→ **Work to be completed**: Check each line of the records below for the word "đụng" and copy those where it appears.

--- start Records supplied ---

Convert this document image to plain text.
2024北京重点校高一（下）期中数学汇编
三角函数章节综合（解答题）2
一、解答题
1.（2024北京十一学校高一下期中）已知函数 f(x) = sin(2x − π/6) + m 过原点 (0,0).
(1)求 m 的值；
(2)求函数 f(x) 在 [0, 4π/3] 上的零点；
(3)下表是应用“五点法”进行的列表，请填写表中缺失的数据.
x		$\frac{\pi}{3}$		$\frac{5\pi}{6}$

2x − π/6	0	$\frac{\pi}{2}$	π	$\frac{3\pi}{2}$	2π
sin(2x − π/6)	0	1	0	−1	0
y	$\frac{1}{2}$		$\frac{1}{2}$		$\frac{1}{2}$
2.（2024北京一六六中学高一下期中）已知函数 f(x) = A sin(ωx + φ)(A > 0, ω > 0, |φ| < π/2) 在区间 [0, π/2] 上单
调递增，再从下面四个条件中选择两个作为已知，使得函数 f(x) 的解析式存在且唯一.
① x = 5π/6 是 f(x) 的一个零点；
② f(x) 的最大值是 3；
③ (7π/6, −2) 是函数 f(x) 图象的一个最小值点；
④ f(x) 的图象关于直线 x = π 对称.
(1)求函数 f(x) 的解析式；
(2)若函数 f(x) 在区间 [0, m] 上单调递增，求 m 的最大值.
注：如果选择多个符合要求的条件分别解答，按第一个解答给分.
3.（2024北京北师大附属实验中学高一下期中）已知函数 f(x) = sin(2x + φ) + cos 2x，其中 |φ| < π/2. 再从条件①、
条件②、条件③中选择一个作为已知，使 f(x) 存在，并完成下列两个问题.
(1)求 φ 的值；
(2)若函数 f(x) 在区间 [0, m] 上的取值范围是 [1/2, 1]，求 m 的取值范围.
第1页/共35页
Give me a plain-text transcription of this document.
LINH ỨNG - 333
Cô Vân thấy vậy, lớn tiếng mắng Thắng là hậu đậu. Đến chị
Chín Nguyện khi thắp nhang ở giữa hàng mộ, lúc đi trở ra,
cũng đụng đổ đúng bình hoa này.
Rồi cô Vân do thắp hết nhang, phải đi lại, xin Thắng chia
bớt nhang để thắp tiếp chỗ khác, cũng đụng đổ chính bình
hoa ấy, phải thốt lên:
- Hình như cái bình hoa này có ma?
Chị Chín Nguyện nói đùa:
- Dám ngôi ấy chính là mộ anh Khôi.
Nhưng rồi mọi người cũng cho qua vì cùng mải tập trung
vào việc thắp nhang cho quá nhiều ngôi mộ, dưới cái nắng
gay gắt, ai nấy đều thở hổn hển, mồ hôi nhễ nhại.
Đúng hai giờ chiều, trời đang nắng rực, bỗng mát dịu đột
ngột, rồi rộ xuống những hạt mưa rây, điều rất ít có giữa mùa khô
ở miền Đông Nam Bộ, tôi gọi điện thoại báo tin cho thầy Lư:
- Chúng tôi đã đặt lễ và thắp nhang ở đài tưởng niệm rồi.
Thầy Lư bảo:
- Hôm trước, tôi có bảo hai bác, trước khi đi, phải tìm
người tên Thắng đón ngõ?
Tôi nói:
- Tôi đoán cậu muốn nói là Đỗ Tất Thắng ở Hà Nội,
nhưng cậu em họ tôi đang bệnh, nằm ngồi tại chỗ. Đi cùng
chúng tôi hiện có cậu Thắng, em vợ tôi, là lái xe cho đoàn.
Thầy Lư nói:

--- end Records supplied ---

→ **Full solution**:
cũng đụng đổ đúng bình hoa này.
bớt nhang để thắp tiếp chỗ khác, cũng đụng đổ chính bình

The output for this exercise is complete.